Write out the material exactly, without any of its pictures.

======== ITEMS

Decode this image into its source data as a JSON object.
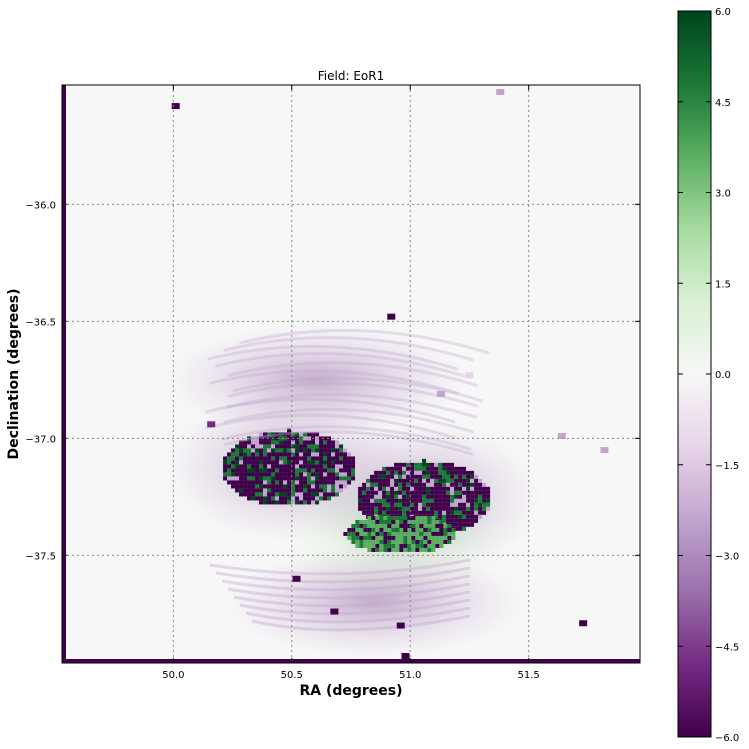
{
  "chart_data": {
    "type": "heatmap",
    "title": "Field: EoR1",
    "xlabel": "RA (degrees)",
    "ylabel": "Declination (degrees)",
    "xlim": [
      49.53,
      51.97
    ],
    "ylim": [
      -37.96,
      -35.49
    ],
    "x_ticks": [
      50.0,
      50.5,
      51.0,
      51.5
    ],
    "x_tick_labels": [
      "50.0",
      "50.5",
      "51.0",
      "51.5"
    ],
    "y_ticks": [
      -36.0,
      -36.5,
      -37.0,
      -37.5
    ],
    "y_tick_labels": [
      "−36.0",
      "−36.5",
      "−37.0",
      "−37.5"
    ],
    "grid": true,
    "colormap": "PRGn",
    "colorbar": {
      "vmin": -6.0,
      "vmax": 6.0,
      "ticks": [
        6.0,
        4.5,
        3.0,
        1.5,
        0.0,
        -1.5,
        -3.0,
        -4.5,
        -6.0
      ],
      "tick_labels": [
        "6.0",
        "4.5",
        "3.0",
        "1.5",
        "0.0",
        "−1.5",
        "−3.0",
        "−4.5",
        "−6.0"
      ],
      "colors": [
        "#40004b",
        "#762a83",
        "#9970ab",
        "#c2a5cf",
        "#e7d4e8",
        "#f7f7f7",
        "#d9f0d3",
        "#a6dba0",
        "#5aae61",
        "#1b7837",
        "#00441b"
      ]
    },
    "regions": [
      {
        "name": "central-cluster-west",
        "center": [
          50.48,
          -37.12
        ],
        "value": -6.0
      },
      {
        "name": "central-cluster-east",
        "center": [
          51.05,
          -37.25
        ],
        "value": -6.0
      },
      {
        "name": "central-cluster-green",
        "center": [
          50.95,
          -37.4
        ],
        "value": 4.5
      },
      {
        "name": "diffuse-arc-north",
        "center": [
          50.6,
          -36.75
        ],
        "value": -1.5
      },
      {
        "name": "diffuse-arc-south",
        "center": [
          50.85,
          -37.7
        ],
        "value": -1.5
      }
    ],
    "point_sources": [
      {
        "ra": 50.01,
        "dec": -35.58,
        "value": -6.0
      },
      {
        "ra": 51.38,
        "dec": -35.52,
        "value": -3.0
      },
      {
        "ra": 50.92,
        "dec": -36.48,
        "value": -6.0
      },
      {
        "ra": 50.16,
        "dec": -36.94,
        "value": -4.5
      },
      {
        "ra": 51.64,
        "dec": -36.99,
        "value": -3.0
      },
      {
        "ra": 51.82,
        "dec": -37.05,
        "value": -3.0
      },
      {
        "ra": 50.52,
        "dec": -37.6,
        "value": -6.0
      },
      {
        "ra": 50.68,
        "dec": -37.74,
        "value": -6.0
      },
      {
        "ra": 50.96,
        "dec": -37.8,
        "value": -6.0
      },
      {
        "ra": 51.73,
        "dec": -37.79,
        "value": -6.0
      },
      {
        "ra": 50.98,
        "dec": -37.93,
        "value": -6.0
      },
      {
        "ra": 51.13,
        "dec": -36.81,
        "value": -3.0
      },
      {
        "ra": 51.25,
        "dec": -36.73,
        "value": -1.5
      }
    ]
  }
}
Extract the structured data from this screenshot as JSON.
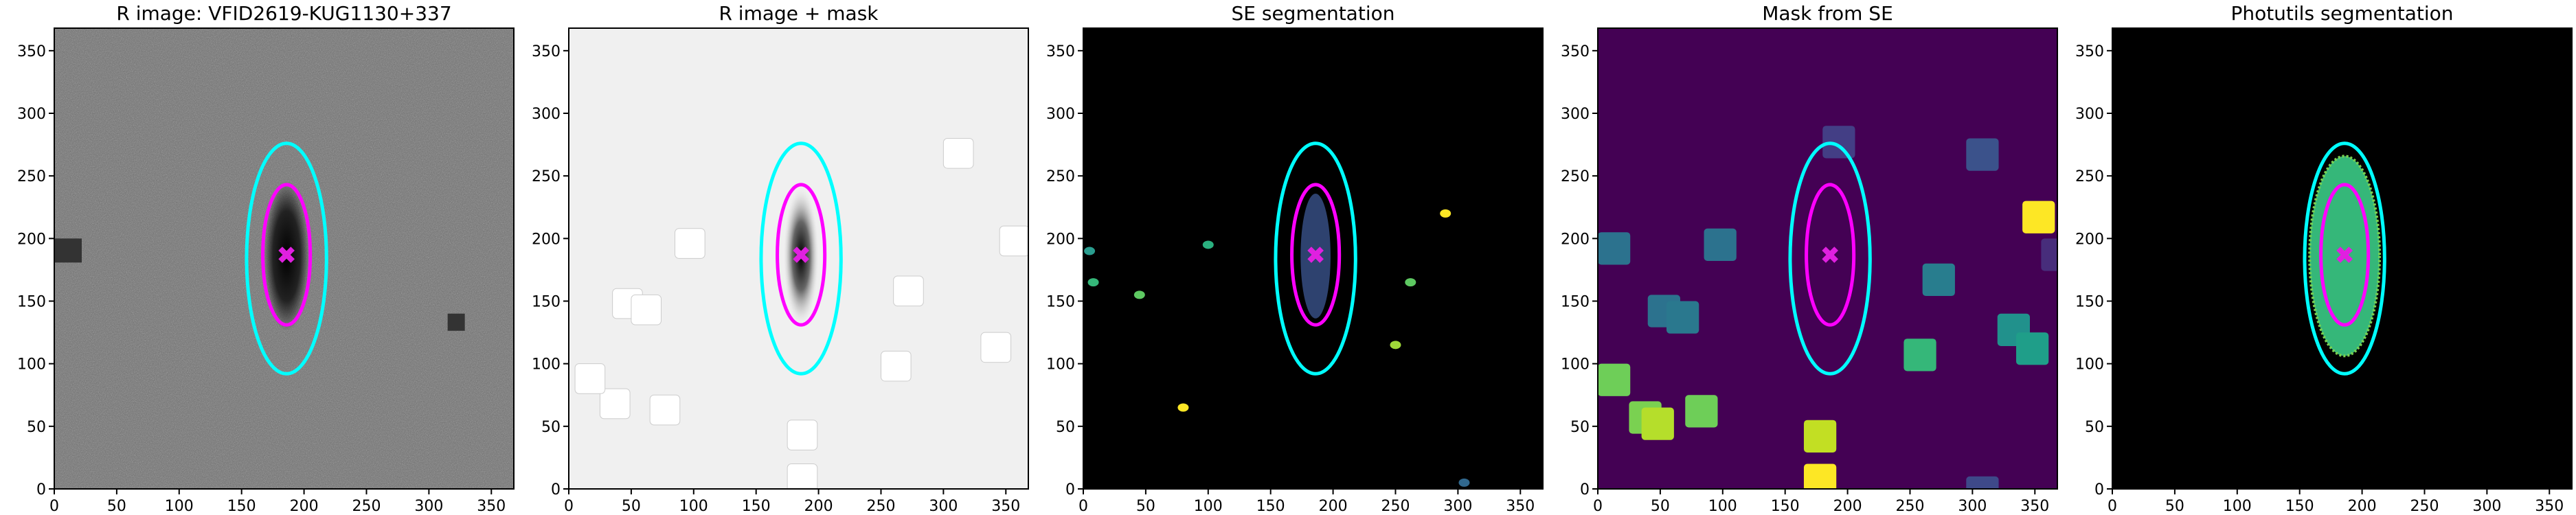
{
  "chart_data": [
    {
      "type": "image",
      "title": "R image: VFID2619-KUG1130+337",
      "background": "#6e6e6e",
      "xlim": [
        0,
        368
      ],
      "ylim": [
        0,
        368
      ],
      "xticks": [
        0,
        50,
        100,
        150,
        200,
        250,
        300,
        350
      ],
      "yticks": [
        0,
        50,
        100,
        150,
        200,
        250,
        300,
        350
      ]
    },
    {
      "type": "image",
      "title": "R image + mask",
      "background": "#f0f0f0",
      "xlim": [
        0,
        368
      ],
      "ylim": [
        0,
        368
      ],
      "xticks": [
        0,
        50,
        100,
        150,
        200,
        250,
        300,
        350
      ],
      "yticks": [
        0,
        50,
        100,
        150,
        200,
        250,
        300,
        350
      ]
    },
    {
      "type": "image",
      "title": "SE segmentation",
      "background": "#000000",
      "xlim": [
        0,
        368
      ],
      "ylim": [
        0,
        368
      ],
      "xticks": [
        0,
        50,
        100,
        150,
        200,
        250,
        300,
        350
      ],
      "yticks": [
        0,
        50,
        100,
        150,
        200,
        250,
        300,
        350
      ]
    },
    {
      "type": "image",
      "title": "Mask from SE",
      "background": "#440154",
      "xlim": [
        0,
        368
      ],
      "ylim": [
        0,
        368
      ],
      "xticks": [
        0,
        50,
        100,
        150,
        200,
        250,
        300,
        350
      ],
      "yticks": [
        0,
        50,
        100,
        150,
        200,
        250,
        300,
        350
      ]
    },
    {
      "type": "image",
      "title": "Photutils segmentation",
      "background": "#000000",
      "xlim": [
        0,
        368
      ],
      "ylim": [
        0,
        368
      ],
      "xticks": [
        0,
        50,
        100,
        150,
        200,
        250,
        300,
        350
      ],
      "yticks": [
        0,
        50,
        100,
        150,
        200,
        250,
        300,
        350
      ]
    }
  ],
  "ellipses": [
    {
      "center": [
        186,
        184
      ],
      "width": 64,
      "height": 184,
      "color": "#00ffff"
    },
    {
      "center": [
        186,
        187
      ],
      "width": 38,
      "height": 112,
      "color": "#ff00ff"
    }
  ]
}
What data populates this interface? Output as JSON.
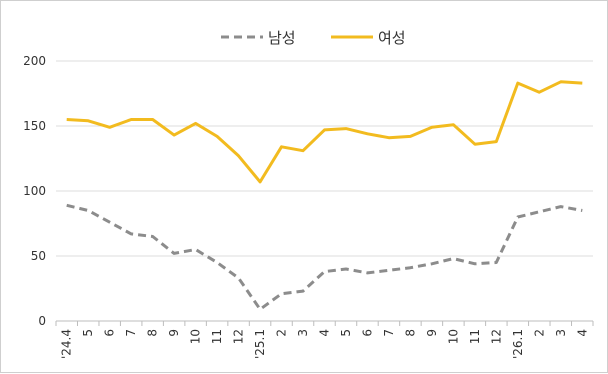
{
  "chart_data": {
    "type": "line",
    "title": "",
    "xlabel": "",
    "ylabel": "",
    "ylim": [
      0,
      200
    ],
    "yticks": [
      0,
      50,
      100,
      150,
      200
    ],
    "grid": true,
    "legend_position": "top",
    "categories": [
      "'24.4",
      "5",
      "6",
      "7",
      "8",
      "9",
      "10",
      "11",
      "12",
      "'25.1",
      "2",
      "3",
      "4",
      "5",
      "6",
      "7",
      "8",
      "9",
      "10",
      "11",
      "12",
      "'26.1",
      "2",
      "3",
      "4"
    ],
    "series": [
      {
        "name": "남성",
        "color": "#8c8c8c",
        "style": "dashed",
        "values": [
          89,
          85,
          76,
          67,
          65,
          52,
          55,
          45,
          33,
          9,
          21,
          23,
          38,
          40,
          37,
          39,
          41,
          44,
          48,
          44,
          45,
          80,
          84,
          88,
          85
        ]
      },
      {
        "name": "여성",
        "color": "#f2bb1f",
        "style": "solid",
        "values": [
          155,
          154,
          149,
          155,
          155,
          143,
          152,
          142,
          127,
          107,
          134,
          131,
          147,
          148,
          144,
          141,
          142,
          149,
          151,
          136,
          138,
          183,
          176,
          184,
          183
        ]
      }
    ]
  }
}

================

• _FULL OUTPUT_
Decode this image into its source data as a JSON object.
{
  "chart_data": {
    "type": "heatmap",
    "title": "Field: EoR1",
    "xlabel": "RA (degrees)",
    "ylabel": "Declination (degrees)",
    "xlim": [
      49.53,
      51.97
    ],
    "ylim": [
      -37.96,
      -35.49
    ],
    "x_ticks": [
      50.0,
      50.5,
      51.0,
      51.5
    ],
    "x_tick_labels": [
      "50.0",
      "50.5",
      "51.0",
      "51.5"
    ],
    "y_ticks": [
      -36.0,
      -36.5,
      -37.0,
      -37.5
    ],
    "y_tick_labels": [
      "−36.0",
      "−36.5",
      "−37.0",
      "−37.5"
    ],
    "grid": true,
    "colormap": "PRGn",
    "colorbar": {
      "vmin": -6.0,
      "vmax": 6.0,
      "ticks": [
        6.0,
        4.5,
        3.0,
        1.5,
        0.0,
        -1.5,
        -3.0,
        -4.5,
        -6.0
      ],
      "tick_labels": [
        "6.0",
        "4.5",
        "3.0",
        "1.5",
        "0.0",
        "−1.5",
        "−3.0",
        "−4.5",
        "−6.0"
      ],
      "colors": [
        "#40004b",
        "#762a83",
        "#9970ab",
        "#c2a5cf",
        "#e7d4e8",
        "#f7f7f7",
        "#d9f0d3",
        "#a6dba0",
        "#5aae61",
        "#1b7837",
        "#00441b"
      ]
    },
    "regions": [
      {
        "name": "central-cluster-west",
        "center": [
          50.48,
          -37.12
        ],
        "value": -6.0
      },
      {
        "name": "central-cluster-east",
        "center": [
          51.05,
          -37.25
        ],
        "value": -6.0
      },
      {
        "name": "central-cluster-green",
        "center": [
          50.95,
          -37.4
        ],
        "value": 4.5
      },
      {
        "name": "diffuse-arc-north",
        "center": [
          50.6,
          -36.75
        ],
        "value": -1.5
      },
      {
        "name": "diffuse-arc-south",
        "center": [
          50.85,
          -37.7
        ],
        "value": -1.5
      }
    ],
    "point_sources": [
      {
        "ra": 50.01,
        "dec": -35.58,
        "value": -6.0
      },
      {
        "ra": 51.38,
        "dec": -35.52,
        "value": -3.0
      },
      {
        "ra": 50.92,
        "dec": -36.48,
        "value": -6.0
      },
      {
        "ra": 50.16,
        "dec": -36.94,
        "value": -4.5
      },
      {
        "ra": 51.64,
        "dec": -36.99,
        "value": -3.0
      },
      {
        "ra": 51.82,
        "dec": -37.05,
        "value": -3.0
      },
      {
        "ra": 50.52,
        "dec": -37.6,
        "value": -6.0
      },
      {
        "ra": 50.68,
        "dec": -37.74,
        "value": -6.0
      },
      {
        "ra": 50.96,
        "dec": -37.8,
        "value": -6.0
      },
      {
        "ra": 51.73,
        "dec": -37.79,
        "value": -6.0
      },
      {
        "ra": 50.98,
        "dec": -37.93,
        "value": -6.0
      },
      {
        "ra": 51.13,
        "dec": -36.81,
        "value": -3.0
      },
      {
        "ra": 51.25,
        "dec": -36.73,
        "value": -1.5
      }
    ]
  }
}
Extract the structured data from this screenshot as JSON.
{
  "chart_data": [
    {
      "type": "image",
      "title": "R image: VFID2619-KUG1130+337",
      "background": "#6e6e6e",
      "xlim": [
        0,
        368
      ],
      "ylim": [
        0,
        368
      ],
      "xticks": [
        0,
        50,
        100,
        150,
        200,
        250,
        300,
        350
      ],
      "yticks": [
        0,
        50,
        100,
        150,
        200,
        250,
        300,
        350
      ]
    },
    {
      "type": "image",
      "title": "R image + mask",
      "background": "#f0f0f0",
      "xlim": [
        0,
        368
      ],
      "ylim": [
        0,
        368
      ],
      "xticks": [
        0,
        50,
        100,
        150,
        200,
        250,
        300,
        350
      ],
      "yticks": [
        0,
        50,
        100,
        150,
        200,
        250,
        300,
        350
      ]
    },
    {
      "type": "image",
      "title": "SE segmentation",
      "background": "#000000",
      "xlim": [
        0,
        368
      ],
      "ylim": [
        0,
        368
      ],
      "xticks": [
        0,
        50,
        100,
        150,
        200,
        250,
        300,
        350
      ],
      "yticks": [
        0,
        50,
        100,
        150,
        200,
        250,
        300,
        350
      ]
    },
    {
      "type": "image",
      "title": "Mask from SE",
      "background": "#440154",
      "xlim": [
        0,
        368
      ],
      "ylim": [
        0,
        368
      ],
      "xticks": [
        0,
        50,
        100,
        150,
        200,
        250,
        300,
        350
      ],
      "yticks": [
        0,
        50,
        100,
        150,
        200,
        250,
        300,
        350
      ]
    },
    {
      "type": "image",
      "title": "Photutils segmentation",
      "background": "#000000",
      "xlim": [
        0,
        368
      ],
      "ylim": [
        0,
        368
      ],
      "xticks": [
        0,
        50,
        100,
        150,
        200,
        250,
        300,
        350
      ],
      "yticks": [
        0,
        50,
        100,
        150,
        200,
        250,
        300,
        350
      ]
    }
  ],
  "ellipses": [
    {
      "center": [
        186,
        184
      ],
      "width": 64,
      "height": 184,
      "color": "#00ffff"
    },
    {
      "center": [
        186,
        187
      ],
      "width": 38,
      "height": 112,
      "color": "#ff00ff"
    }
  ]
}
What data populates this interface? Output as JSON.
{
  "chart_data": {
    "type": "line",
    "title": "",
    "xlabel": "",
    "ylabel": "",
    "ylim": [
      0,
      200
    ],
    "yticks": [
      0,
      50,
      100,
      150,
      200
    ],
    "grid": true,
    "legend_position": "top",
    "categories": [
      "'24.4",
      "5",
      "6",
      "7",
      "8",
      "9",
      "10",
      "11",
      "12",
      "'25.1",
      "2",
      "3",
      "4",
      "5",
      "6",
      "7",
      "8",
      "9",
      "10",
      "11",
      "12",
      "'26.1",
      "2",
      "3",
      "4"
    ],
    "series": [
      {
        "name": "남성",
        "color": "#8c8c8c",
        "style": "dashed",
        "values": [
          89,
          85,
          76,
          67,
          65,
          52,
          55,
          45,
          33,
          9,
          21,
          23,
          38,
          40,
          37,
          39,
          41,
          44,
          48,
          44,
          45,
          80,
          84,
          88,
          85
        ]
      },
      {
        "name": "여성",
        "color": "#f2bb1f",
        "style": "solid",
        "values": [
          155,
          154,
          149,
          155,
          155,
          143,
          152,
          142,
          127,
          107,
          134,
          131,
          147,
          148,
          144,
          141,
          142,
          149,
          151,
          136,
          138,
          183,
          176,
          184,
          183
        ]
      }
    ]
  }
}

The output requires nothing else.